What is being asked
Search the records for the word "here" and pick out every line that has it.

Dataset records:
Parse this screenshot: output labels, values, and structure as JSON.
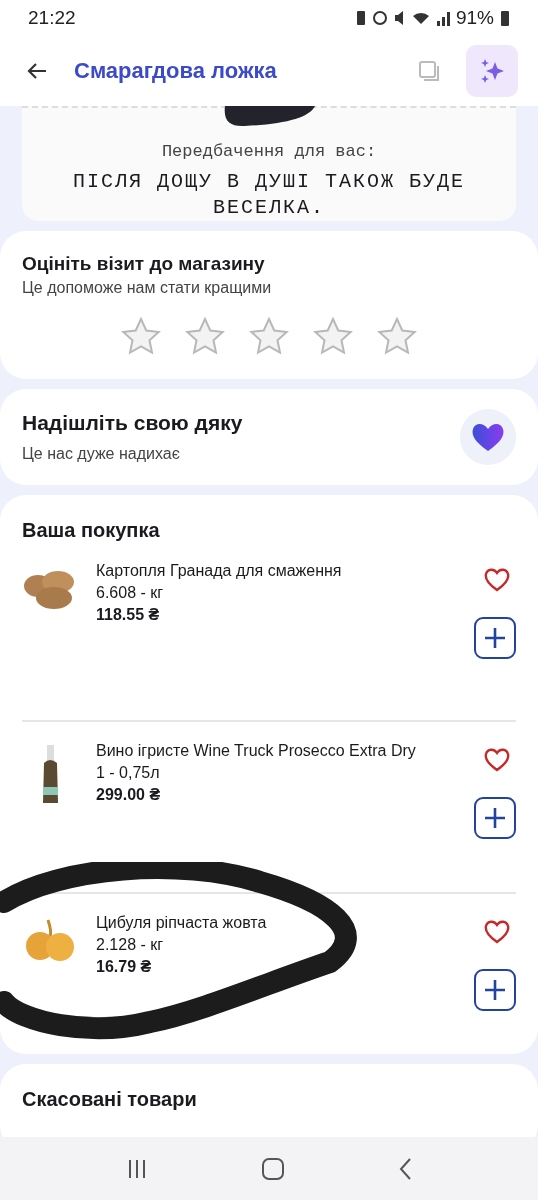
{
  "status_bar": {
    "time": "21:22",
    "battery": "91%"
  },
  "header": {
    "title": "Смарагдова ложка"
  },
  "prediction": {
    "label": "Передбачення для вас:",
    "text": "ПІСЛЯ ДОЩУ В ДУШІ ТАКОЖ БУДЕ ВЕСЕЛКА."
  },
  "rating": {
    "title": "Оцініть візит до магазину",
    "subtitle": "Це допоможе нам стати кращими",
    "stars": 0
  },
  "thanks": {
    "title": "Надішліть свою дяку",
    "subtitle": "Це нас дуже надихає"
  },
  "purchase": {
    "title": "Ваша покупка",
    "items": [
      {
        "kind": "potato",
        "name": "Картопля Гранада для смаження",
        "quantity": "6.608 - кг",
        "price": "118.55 ₴",
        "favorite": false
      },
      {
        "kind": "bottle",
        "name": "Вино ігристе Wine Truck Prosecco Extra Dry",
        "quantity": "1 - 0,75л",
        "price": "299.00 ₴",
        "favorite": false
      },
      {
        "kind": "onion",
        "name": "Цибуля ріпчаста жовта",
        "quantity": "2.128 - кг",
        "price": "16.79 ₴",
        "favorite": false,
        "circled": true
      }
    ]
  },
  "cancelled": {
    "title": "Скасовані товари"
  }
}
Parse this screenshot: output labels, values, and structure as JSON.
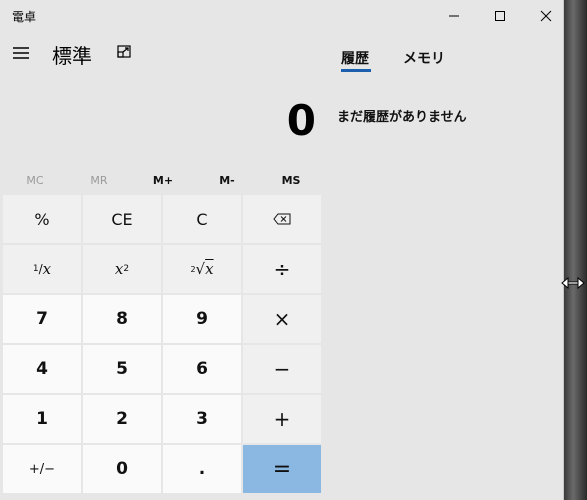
{
  "window": {
    "title": "電卓"
  },
  "header": {
    "mode": "標準"
  },
  "display": {
    "value": "0"
  },
  "memory_buttons": [
    "MC",
    "MR",
    "M+",
    "M-",
    "MS"
  ],
  "keys": {
    "percent": "%",
    "ce": "CE",
    "c": "C",
    "reciprocal_num": "1",
    "reciprocal_den": "x",
    "square_base": "x",
    "square_exp": "2",
    "sqrt_index": "2",
    "sqrt_radicand": "x",
    "divide": "÷",
    "n7": "7",
    "n8": "8",
    "n9": "9",
    "multiply": "×",
    "n4": "4",
    "n5": "5",
    "n6": "6",
    "minus": "−",
    "n1": "1",
    "n2": "2",
    "n3": "3",
    "plus": "+",
    "negate": "+/−",
    "n0": "0",
    "decimal": ".",
    "equals": "="
  },
  "side_panel": {
    "tabs": [
      "履歴",
      "メモリ"
    ],
    "active_tab": "履歴",
    "empty_message": "まだ履歴がありません"
  },
  "colors": {
    "accent": "#1b5fad",
    "equals_key": "#8ab8e2",
    "background": "#e6e6e6"
  }
}
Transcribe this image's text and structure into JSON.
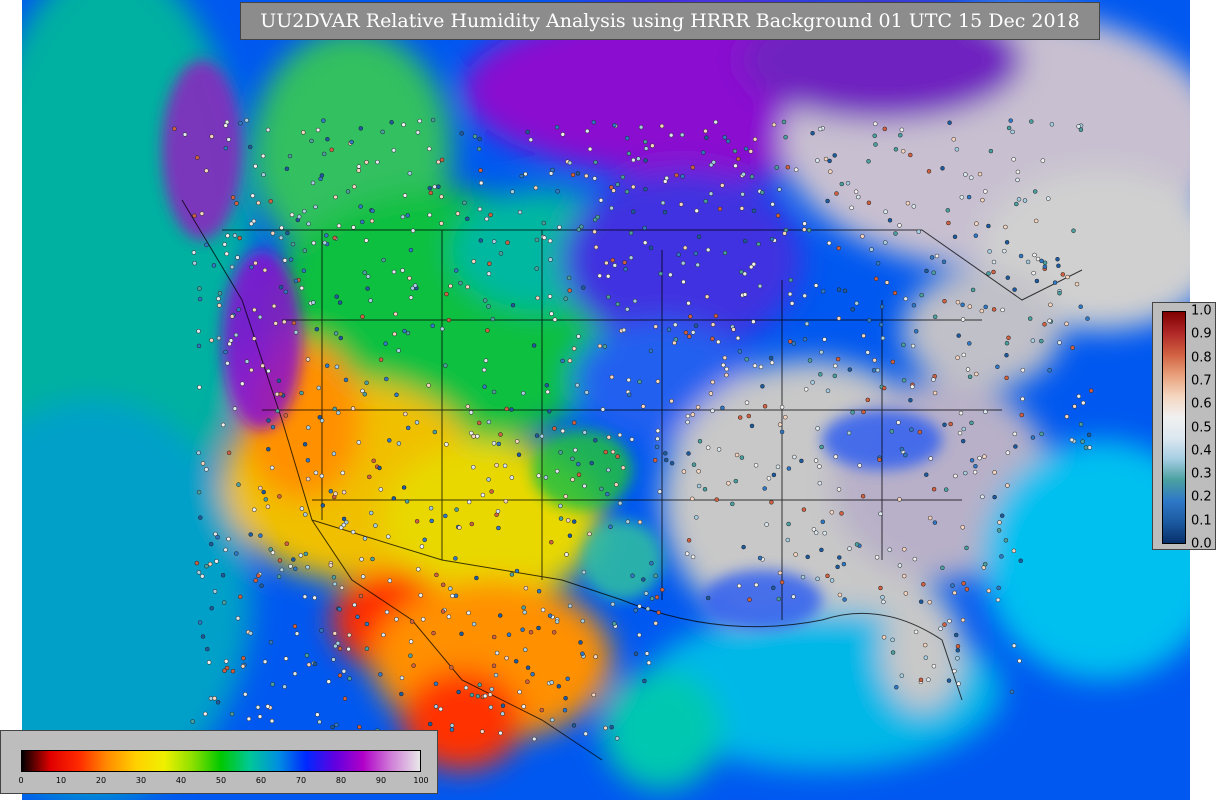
{
  "title": "UU2DVAR Relative Humidity Analysis using HRRR Background 01 UTC 15 Dec 2018",
  "humidity_colorbar": {
    "ticks": [
      "0",
      "10",
      "20",
      "30",
      "40",
      "50",
      "60",
      "70",
      "80",
      "90",
      "100"
    ],
    "range": [
      0,
      100
    ],
    "colors": [
      "#000000",
      "#e00000",
      "#ff2a00",
      "#ff8c00",
      "#ffd000",
      "#f0f000",
      "#8ce000",
      "#00c800",
      "#00c896",
      "#0090e0",
      "#0028ff",
      "#6000e0",
      "#b000c8",
      "#d080d8",
      "#e8e8e8"
    ]
  },
  "obs_colorbar": {
    "ticks": [
      "1.0",
      "0.9",
      "0.8",
      "0.7",
      "0.6",
      "0.5",
      "0.4",
      "0.3",
      "0.2",
      "0.1",
      "0.0"
    ],
    "range": [
      0,
      1
    ],
    "colors": [
      "#08306b",
      "#1c5aa0",
      "#2e78c8",
      "#4aa0a0",
      "#a6cee3",
      "#dce8f0",
      "#f0f0f0",
      "#f5d5c0",
      "#e8a07a",
      "#d06040",
      "#b02828",
      "#800000"
    ]
  }
}
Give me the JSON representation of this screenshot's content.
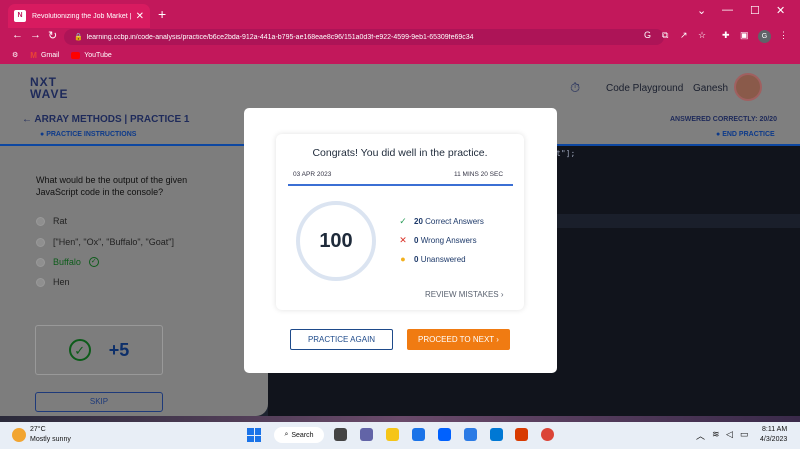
{
  "browser": {
    "tab_title": "Revolutionizing the Job Market | ",
    "tab_close": "✕",
    "new_tab": "+",
    "url": "learning.ccbp.in/code-analysis/practice/b6ce2bda-912a-441a-b795-ae168eae8c96/151a0d3f-e922-4599-9eb1-65309fe69c34",
    "profile_initial": "G",
    "bookmarks": [
      {
        "label": "Gmail",
        "icon": "gmail-icon"
      },
      {
        "label": "YouTube",
        "icon": "youtube-icon"
      }
    ]
  },
  "header": {
    "logo_line1": "NXT",
    "logo_line2": "WAVE",
    "code_playground": "Code Playground",
    "user_name": "Ganesh"
  },
  "subheader": {
    "title": "ARRAY METHODS | PRACTICE 1",
    "instructions": "PRACTICE INSTRUCTIONS",
    "answered": "ANSWERED CORRECTLY: 20/20",
    "end_practice": "END PRACTICE"
  },
  "question": {
    "text": "What would be the output of the given JavaScript code in the console?",
    "options": [
      {
        "label": "Rat"
      },
      {
        "label": "[\"Hen\", \"Ox\", \"Buffalo\", \"Goat\"]"
      },
      {
        "label": "Buffalo",
        "correct": true
      },
      {
        "label": "Hen"
      }
    ],
    "score": "+5",
    "skip": "SKIP"
  },
  "editor": {
    "visible_code": "t\"];"
  },
  "modal": {
    "heading": "Congrats! You did well in the practice.",
    "date": "03 APR 2023",
    "duration": "11 MINS 20 SEC",
    "score": "100",
    "stats": [
      {
        "count": "20",
        "label": "Correct Answers",
        "icon": "check-icon",
        "color": "#2e9e5b"
      },
      {
        "count": "0",
        "label": "Wrong Answers",
        "icon": "cross-icon",
        "color": "#d93025"
      },
      {
        "count": "0",
        "label": "Unanswered",
        "icon": "dot-icon",
        "color": "#f2b01e"
      }
    ],
    "review_mistakes": "REVIEW MISTAKES",
    "practice_again": "PRACTICE AGAIN",
    "proceed_next": "PROCEED TO NEXT"
  },
  "taskbar": {
    "temperature": "27°C",
    "weather": "Mostly sunny",
    "search": "Search",
    "time": "8:11 AM",
    "date": "4/3/2023"
  },
  "colors": {
    "browser_chrome": "#c2185b",
    "accent_blue": "#3b6fd4",
    "proceed_orange": "#f07b12",
    "correct_green": "#0d5c1a"
  }
}
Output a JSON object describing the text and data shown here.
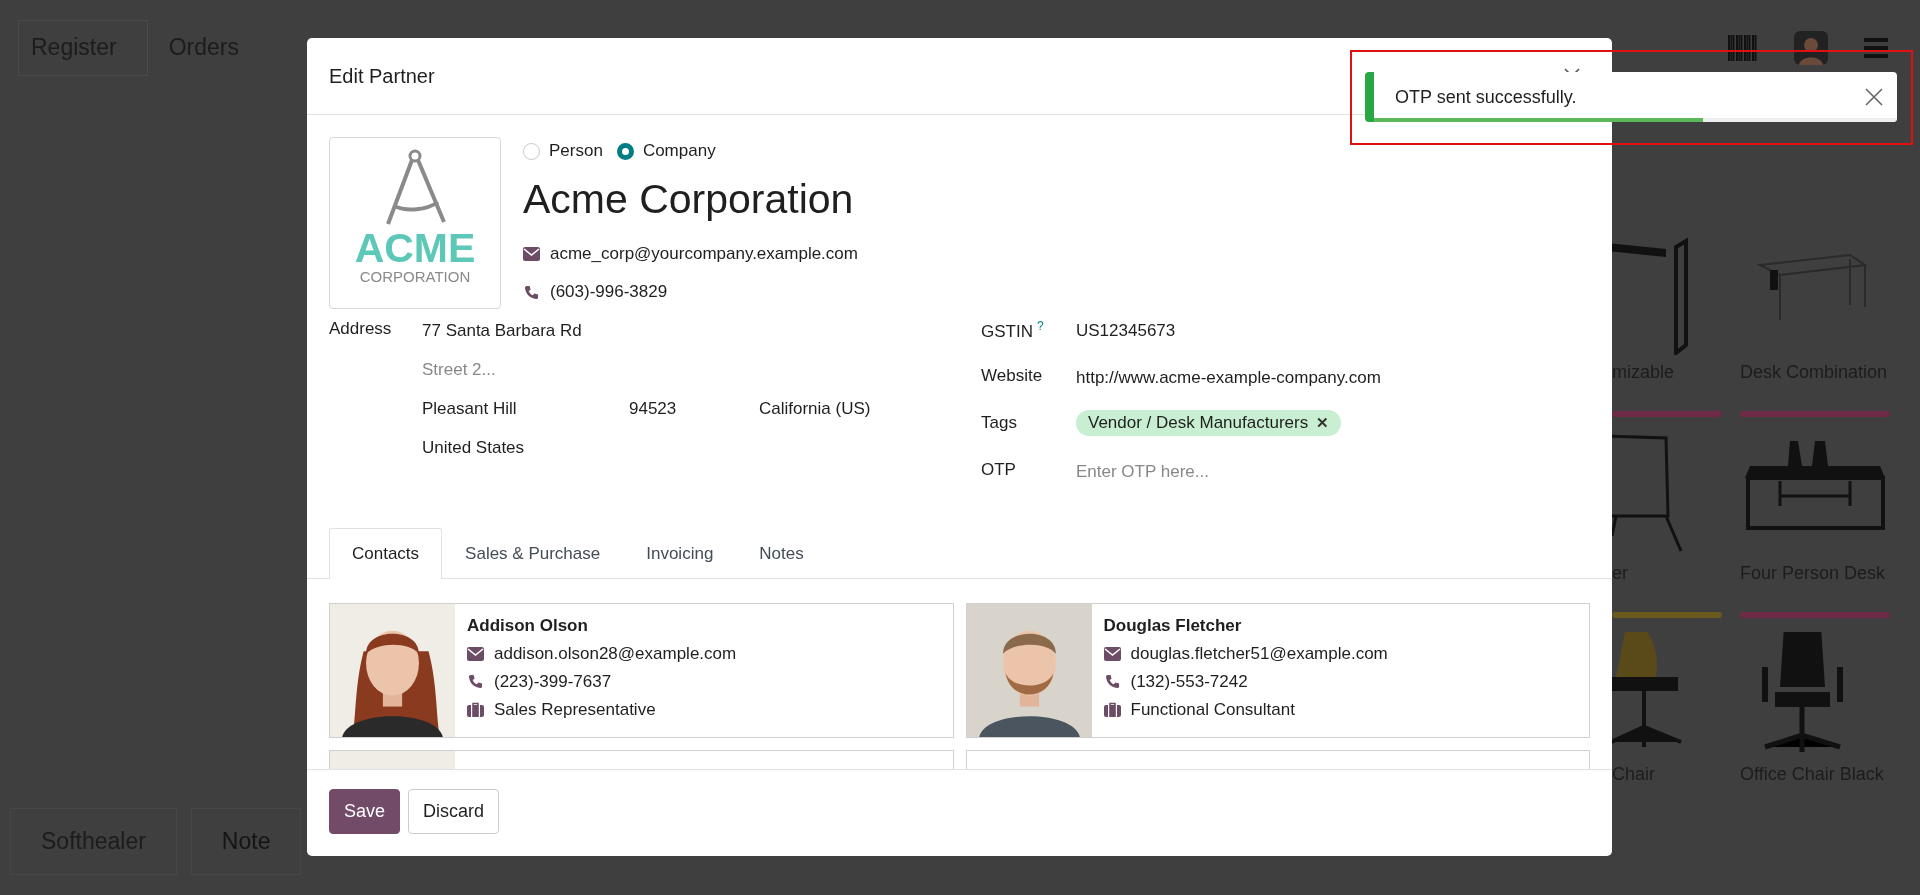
{
  "background": {
    "top_tabs": [
      {
        "label": "Register",
        "selected": true
      },
      {
        "label": "Orders",
        "selected": false
      }
    ],
    "products": [
      {
        "name": "mizable",
        "kind": "frame",
        "color": "#6e2a46"
      },
      {
        "name": "Desk Combination",
        "kind": "desk",
        "color": "#6e2a46"
      },
      {
        "name": "er",
        "kind": "easel",
        "color": "#6b5a1e"
      },
      {
        "name": "Four Person Desk",
        "kind": "bench",
        "color": "#6e2a46"
      },
      {
        "name": "Chair",
        "kind": "chair"
      },
      {
        "name": "Office Chair Black",
        "kind": "office-chair"
      }
    ],
    "bottom_buttons": [
      {
        "label": "Softhealer",
        "kind": "boxed"
      },
      {
        "label": "Note",
        "kind": "muted"
      }
    ]
  },
  "dialog": {
    "title": "Edit Partner",
    "logo": {
      "word": "ACME",
      "sub": "CORPORATION"
    },
    "company_type": [
      {
        "label": "Person",
        "selected": false
      },
      {
        "label": "Company",
        "selected": true
      }
    ],
    "name": "Acme Corporation",
    "email": "acme_corp@yourcompany.example.com",
    "phone": "(603)-996-3829",
    "address": {
      "label": "Address",
      "street": "77 Santa Barbara Rd",
      "street2_placeholder": "Street 2...",
      "city": "Pleasant Hill",
      "zip": "94523",
      "state": "California (US)",
      "country": "United States"
    },
    "gstin": {
      "label": "GSTIN",
      "help": "?",
      "value": "US12345673"
    },
    "website": {
      "label": "Website",
      "value": "http://www.acme-example-company.com"
    },
    "tags": {
      "label": "Tags",
      "items": [
        "Vendor / Desk Manufacturers"
      ],
      "remove": "✕"
    },
    "otp": {
      "label": "OTP",
      "placeholder": "Enter OTP here..."
    },
    "tabs": [
      {
        "label": "Contacts",
        "selected": true
      },
      {
        "label": "Sales & Purchase",
        "selected": false
      },
      {
        "label": "Invoicing",
        "selected": false
      },
      {
        "label": "Notes",
        "selected": false
      }
    ],
    "contacts": [
      {
        "kind": "full",
        "name": "Addison Olson",
        "email": "addison.olson28@example.com",
        "phone": "(223)-399-7637",
        "function": "Sales Representative"
      },
      {
        "kind": "full",
        "name": "Douglas Fletcher",
        "email": "douglas.fletcher51@example.com",
        "phone": "(132)-553-7242",
        "function": "Functional Consultant"
      },
      {
        "kind": "cut",
        "photo": true
      },
      {
        "kind": "cut",
        "photo": false
      }
    ],
    "buttons": [
      {
        "label": "Save",
        "kind": "primary"
      },
      {
        "label": "Discard",
        "kind": "secondary"
      }
    ]
  },
  "toast": {
    "message": "OTP sent successfully.",
    "level": 0.63
  }
}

Correct output
Output a JSON object describing the text and data shown here.
      "placeholder": "Enter OTP here..."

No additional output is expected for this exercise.